begin

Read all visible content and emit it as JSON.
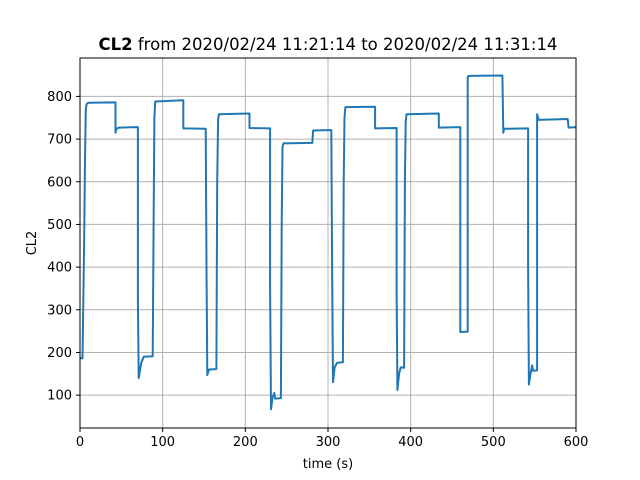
{
  "chart_data": {
    "type": "line",
    "title_bold": "CL2",
    "title_rest": " from 2020/02/24 11:21:14 to 2020/02/24 11:31:14",
    "xlabel": "time (s)",
    "ylabel": "CL2",
    "xlim": [
      0,
      600
    ],
    "ylim": [
      23,
      890
    ],
    "grid": true,
    "x_ticks": [
      0,
      100,
      200,
      300,
      400,
      500,
      600
    ],
    "y_ticks": [
      100,
      200,
      300,
      400,
      500,
      600,
      700,
      800
    ],
    "line_color": "#1f77b4",
    "series": [
      {
        "points": [
          [
            0,
            187
          ],
          [
            3,
            186
          ],
          [
            5,
            450
          ],
          [
            6,
            650
          ],
          [
            7,
            770
          ],
          [
            8,
            782
          ],
          [
            10,
            785
          ],
          [
            43,
            786
          ],
          [
            43,
            715
          ],
          [
            44,
            724
          ],
          [
            47,
            727
          ],
          [
            70,
            728
          ],
          [
            70,
            320
          ],
          [
            71,
            140
          ],
          [
            74,
            175
          ],
          [
            77,
            190
          ],
          [
            88,
            191
          ],
          [
            89,
            500
          ],
          [
            90,
            750
          ],
          [
            91,
            788
          ],
          [
            125,
            791
          ],
          [
            125,
            725
          ],
          [
            152,
            724
          ],
          [
            153,
            400
          ],
          [
            154,
            147
          ],
          [
            156,
            160
          ],
          [
            165,
            161
          ],
          [
            166,
            600
          ],
          [
            167,
            745
          ],
          [
            168,
            758
          ],
          [
            205,
            760
          ],
          [
            205,
            726
          ],
          [
            230,
            725
          ],
          [
            230,
            350
          ],
          [
            231,
            67
          ],
          [
            233,
            95
          ],
          [
            235,
            105
          ],
          [
            236,
            92
          ],
          [
            243,
            93
          ],
          [
            244,
            500
          ],
          [
            245,
            680
          ],
          [
            246,
            690
          ],
          [
            281,
            691
          ],
          [
            282,
            720
          ],
          [
            300,
            721
          ],
          [
            304,
            721
          ],
          [
            305,
            400
          ],
          [
            306,
            130
          ],
          [
            308,
            165
          ],
          [
            311,
            176
          ],
          [
            318,
            177
          ],
          [
            319,
            600
          ],
          [
            320,
            750
          ],
          [
            321,
            775
          ],
          [
            357,
            776
          ],
          [
            357,
            725
          ],
          [
            383,
            726
          ],
          [
            383,
            350
          ],
          [
            384,
            112
          ],
          [
            386,
            150
          ],
          [
            388,
            165
          ],
          [
            392,
            164
          ],
          [
            393,
            600
          ],
          [
            394,
            740
          ],
          [
            395,
            758
          ],
          [
            434,
            760
          ],
          [
            434,
            727
          ],
          [
            460,
            728
          ],
          [
            460,
            248
          ],
          [
            469,
            249
          ],
          [
            469,
            845
          ],
          [
            470,
            848
          ],
          [
            511,
            849
          ],
          [
            512,
            715
          ],
          [
            513,
            724
          ],
          [
            542,
            725
          ],
          [
            542,
            400
          ],
          [
            543,
            125
          ],
          [
            545,
            150
          ],
          [
            547,
            170
          ],
          [
            548,
            157
          ],
          [
            553,
            158
          ],
          [
            553,
            758
          ],
          [
            555,
            745
          ],
          [
            590,
            747
          ],
          [
            591,
            727
          ],
          [
            600,
            728
          ]
        ]
      }
    ]
  }
}
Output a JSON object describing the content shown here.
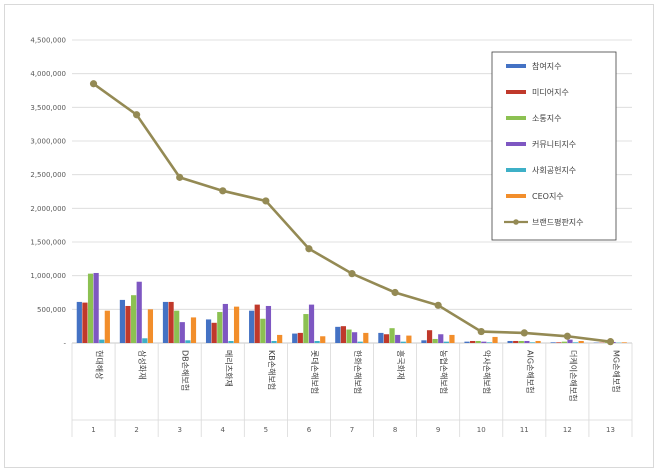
{
  "chart_data": {
    "type": "bar",
    "categories": [
      "현대해상",
      "삼성화재",
      "DB손해보험",
      "메리츠화재",
      "KB손해보험",
      "롯데손해보험",
      "한화손해보험",
      "흥국화재",
      "농협손해보험",
      "악사손해보험",
      "AIG손해보험",
      "더케이손해보험",
      "MG손해보험"
    ],
    "category_numbers": [
      "1",
      "2",
      "3",
      "4",
      "5",
      "6",
      "7",
      "8",
      "9",
      "10",
      "11",
      "12",
      "13"
    ],
    "ylim": [
      0,
      4500000
    ],
    "yticks": [
      "-",
      "500,000",
      "1,000,000",
      "1,500,000",
      "2,000,000",
      "2,500,000",
      "3,000,000",
      "3,500,000",
      "4,000,000",
      "4,500,000"
    ],
    "grid": true,
    "legend_position": "top-right",
    "series": [
      {
        "name": "참여지수",
        "type": "bar",
        "color": "#4472c4",
        "values": [
          610000,
          640000,
          610000,
          350000,
          480000,
          140000,
          240000,
          150000,
          40000,
          20000,
          30000,
          10000,
          5000
        ]
      },
      {
        "name": "미디어지수",
        "type": "bar",
        "color": "#c0392b",
        "values": [
          600000,
          550000,
          610000,
          300000,
          570000,
          150000,
          250000,
          130000,
          190000,
          30000,
          30000,
          10000,
          5000
        ]
      },
      {
        "name": "소통지수",
        "type": "bar",
        "color": "#8cc152",
        "values": [
          1030000,
          710000,
          480000,
          460000,
          360000,
          430000,
          200000,
          220000,
          60000,
          30000,
          30000,
          20000,
          10000
        ]
      },
      {
        "name": "커뮤니티지수",
        "type": "bar",
        "color": "#7e57c2",
        "values": [
          1040000,
          910000,
          310000,
          580000,
          550000,
          570000,
          160000,
          120000,
          130000,
          20000,
          30000,
          50000,
          15000
        ]
      },
      {
        "name": "사회공헌지수",
        "type": "bar",
        "color": "#3eb0c7",
        "values": [
          50000,
          70000,
          40000,
          30000,
          30000,
          30000,
          20000,
          20000,
          20000,
          10000,
          10000,
          10000,
          5000
        ]
      },
      {
        "name": "CEO지수",
        "type": "bar",
        "color": "#f28e2b",
        "values": [
          480000,
          500000,
          380000,
          540000,
          120000,
          100000,
          150000,
          110000,
          120000,
          90000,
          30000,
          30000,
          10000
        ]
      },
      {
        "name": "브랜드평판지수",
        "type": "line",
        "color": "#948a54",
        "values": [
          3850000,
          3390000,
          2460000,
          2260000,
          2110000,
          1400000,
          1030000,
          750000,
          560000,
          170000,
          150000,
          100000,
          20000
        ]
      }
    ]
  }
}
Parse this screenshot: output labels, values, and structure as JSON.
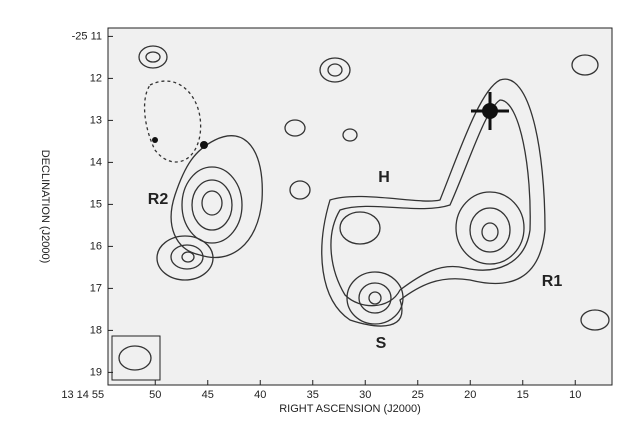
{
  "chart_data": {
    "type": "image",
    "xlabel": "RIGHT ASCENSION (J2000)",
    "ylabel": "DECLINATION (J2000)",
    "xlim": [
      54.5,
      6.5
    ],
    "xticks": [
      {
        "value": 55,
        "label": "13 14 55"
      },
      50,
      45,
      40,
      35,
      30,
      25,
      20,
      15,
      10
    ],
    "ylim": [
      19.3,
      10.8
    ],
    "yticks": [
      {
        "value": 11,
        "label": "-25 11"
      },
      12,
      13,
      14,
      15,
      16,
      17,
      18,
      19
    ],
    "annotations": [
      "R2",
      "H",
      "R1",
      "S"
    ]
  }
}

end

Copy the data exactly. Any picture it contains is to be omitted.

Read all visible content and emit it as JSON.
{
  "chart_data": {
    "type": "line",
    "title_bold": "CL2",
    "title_rest": " from 2020/02/24 11:21:14 to 2020/02/24 11:31:14",
    "xlabel": "time (s)",
    "ylabel": "CL2",
    "xlim": [
      0,
      600
    ],
    "ylim": [
      23,
      890
    ],
    "grid": true,
    "x_ticks": [
      0,
      100,
      200,
      300,
      400,
      500,
      600
    ],
    "y_ticks": [
      100,
      200,
      300,
      400,
      500,
      600,
      700,
      800
    ],
    "line_color": "#1f77b4",
    "series": [
      {
        "points": [
          [
            0,
            187
          ],
          [
            3,
            186
          ],
          [
            5,
            450
          ],
          [
            6,
            650
          ],
          [
            7,
            770
          ],
          [
            8,
            782
          ],
          [
            10,
            785
          ],
          [
            43,
            786
          ],
          [
            43,
            715
          ],
          [
            44,
            724
          ],
          [
            47,
            727
          ],
          [
            70,
            728
          ],
          [
            70,
            320
          ],
          [
            71,
            140
          ],
          [
            74,
            175
          ],
          [
            77,
            190
          ],
          [
            88,
            191
          ],
          [
            89,
            500
          ],
          [
            90,
            750
          ],
          [
            91,
            788
          ],
          [
            125,
            791
          ],
          [
            125,
            725
          ],
          [
            152,
            724
          ],
          [
            153,
            400
          ],
          [
            154,
            147
          ],
          [
            156,
            160
          ],
          [
            165,
            161
          ],
          [
            166,
            600
          ],
          [
            167,
            745
          ],
          [
            168,
            758
          ],
          [
            205,
            760
          ],
          [
            205,
            726
          ],
          [
            230,
            725
          ],
          [
            230,
            350
          ],
          [
            231,
            67
          ],
          [
            233,
            95
          ],
          [
            235,
            105
          ],
          [
            236,
            92
          ],
          [
            243,
            93
          ],
          [
            244,
            500
          ],
          [
            245,
            680
          ],
          [
            246,
            690
          ],
          [
            281,
            691
          ],
          [
            282,
            720
          ],
          [
            300,
            721
          ],
          [
            304,
            721
          ],
          [
            305,
            400
          ],
          [
            306,
            130
          ],
          [
            308,
            165
          ],
          [
            311,
            176
          ],
          [
            318,
            177
          ],
          [
            319,
            600
          ],
          [
            320,
            750
          ],
          [
            321,
            775
          ],
          [
            357,
            776
          ],
          [
            357,
            725
          ],
          [
            383,
            726
          ],
          [
            383,
            350
          ],
          [
            384,
            112
          ],
          [
            386,
            150
          ],
          [
            388,
            165
          ],
          [
            392,
            164
          ],
          [
            393,
            600
          ],
          [
            394,
            740
          ],
          [
            395,
            758
          ],
          [
            434,
            760
          ],
          [
            434,
            727
          ],
          [
            460,
            728
          ],
          [
            460,
            248
          ],
          [
            469,
            249
          ],
          [
            469,
            845
          ],
          [
            470,
            848
          ],
          [
            511,
            849
          ],
          [
            512,
            715
          ],
          [
            513,
            724
          ],
          [
            542,
            725
          ],
          [
            542,
            400
          ],
          [
            543,
            125
          ],
          [
            545,
            150
          ],
          [
            547,
            170
          ],
          [
            548,
            157
          ],
          [
            553,
            158
          ],
          [
            553,
            758
          ],
          [
            555,
            745
          ],
          [
            590,
            747
          ],
          [
            591,
            727
          ],
          [
            600,
            728
          ]
        ]
      }
    ]
  }
}
Output a JSON object describing the content shown here.
{
  "chart_data": {
    "type": "bar",
    "categories": [
      "현대해상",
      "삼성화재",
      "DB손해보험",
      "메리츠화재",
      "KB손해보험",
      "롯데손해보험",
      "한화손해보험",
      "흥국화재",
      "농협손해보험",
      "악사손해보험",
      "AIG손해보험",
      "더케이손해보험",
      "MG손해보험"
    ],
    "category_numbers": [
      "1",
      "2",
      "3",
      "4",
      "5",
      "6",
      "7",
      "8",
      "9",
      "10",
      "11",
      "12",
      "13"
    ],
    "ylim": [
      0,
      4500000
    ],
    "yticks": [
      "-",
      "500,000",
      "1,000,000",
      "1,500,000",
      "2,000,000",
      "2,500,000",
      "3,000,000",
      "3,500,000",
      "4,000,000",
      "4,500,000"
    ],
    "grid": true,
    "legend_position": "top-right",
    "series": [
      {
        "name": "참여지수",
        "type": "bar",
        "color": "#4472c4",
        "values": [
          610000,
          640000,
          610000,
          350000,
          480000,
          140000,
          240000,
          150000,
          40000,
          20000,
          30000,
          10000,
          5000
        ]
      },
      {
        "name": "미디어지수",
        "type": "bar",
        "color": "#c0392b",
        "values": [
          600000,
          550000,
          610000,
          300000,
          570000,
          150000,
          250000,
          130000,
          190000,
          30000,
          30000,
          10000,
          5000
        ]
      },
      {
        "name": "소통지수",
        "type": "bar",
        "color": "#8cc152",
        "values": [
          1030000,
          710000,
          480000,
          460000,
          360000,
          430000,
          200000,
          220000,
          60000,
          30000,
          30000,
          20000,
          10000
        ]
      },
      {
        "name": "커뮤니티지수",
        "type": "bar",
        "color": "#7e57c2",
        "values": [
          1040000,
          910000,
          310000,
          580000,
          550000,
          570000,
          160000,
          120000,
          130000,
          20000,
          30000,
          50000,
          15000
        ]
      },
      {
        "name": "사회공헌지수",
        "type": "bar",
        "color": "#3eb0c7",
        "values": [
          50000,
          70000,
          40000,
          30000,
          30000,
          30000,
          20000,
          20000,
          20000,
          10000,
          10000,
          10000,
          5000
        ]
      },
      {
        "name": "CEO지수",
        "type": "bar",
        "color": "#f28e2b",
        "values": [
          480000,
          500000,
          380000,
          540000,
          120000,
          100000,
          150000,
          110000,
          120000,
          90000,
          30000,
          30000,
          10000
        ]
      },
      {
        "name": "브랜드평판지수",
        "type": "line",
        "color": "#948a54",
        "values": [
          3850000,
          3390000,
          2460000,
          2260000,
          2110000,
          1400000,
          1030000,
          750000,
          560000,
          170000,
          150000,
          100000,
          20000
        ]
      }
    ]
  }
}
Parse this screenshot: output labels, values, and structure as JSON.
{
  "chart_data": {
    "type": "image",
    "xlabel": "RIGHT ASCENSION (J2000)",
    "ylabel": "DECLINATION (J2000)",
    "xlim": [
      54.5,
      6.5
    ],
    "xticks": [
      {
        "value": 55,
        "label": "13 14 55"
      },
      50,
      45,
      40,
      35,
      30,
      25,
      20,
      15,
      10
    ],
    "ylim": [
      19.3,
      10.8
    ],
    "yticks": [
      {
        "value": 11,
        "label": "-25 11"
      },
      12,
      13,
      14,
      15,
      16,
      17,
      18,
      19
    ],
    "annotations": [
      "R2",
      "H",
      "R1",
      "S"
    ]
  }
}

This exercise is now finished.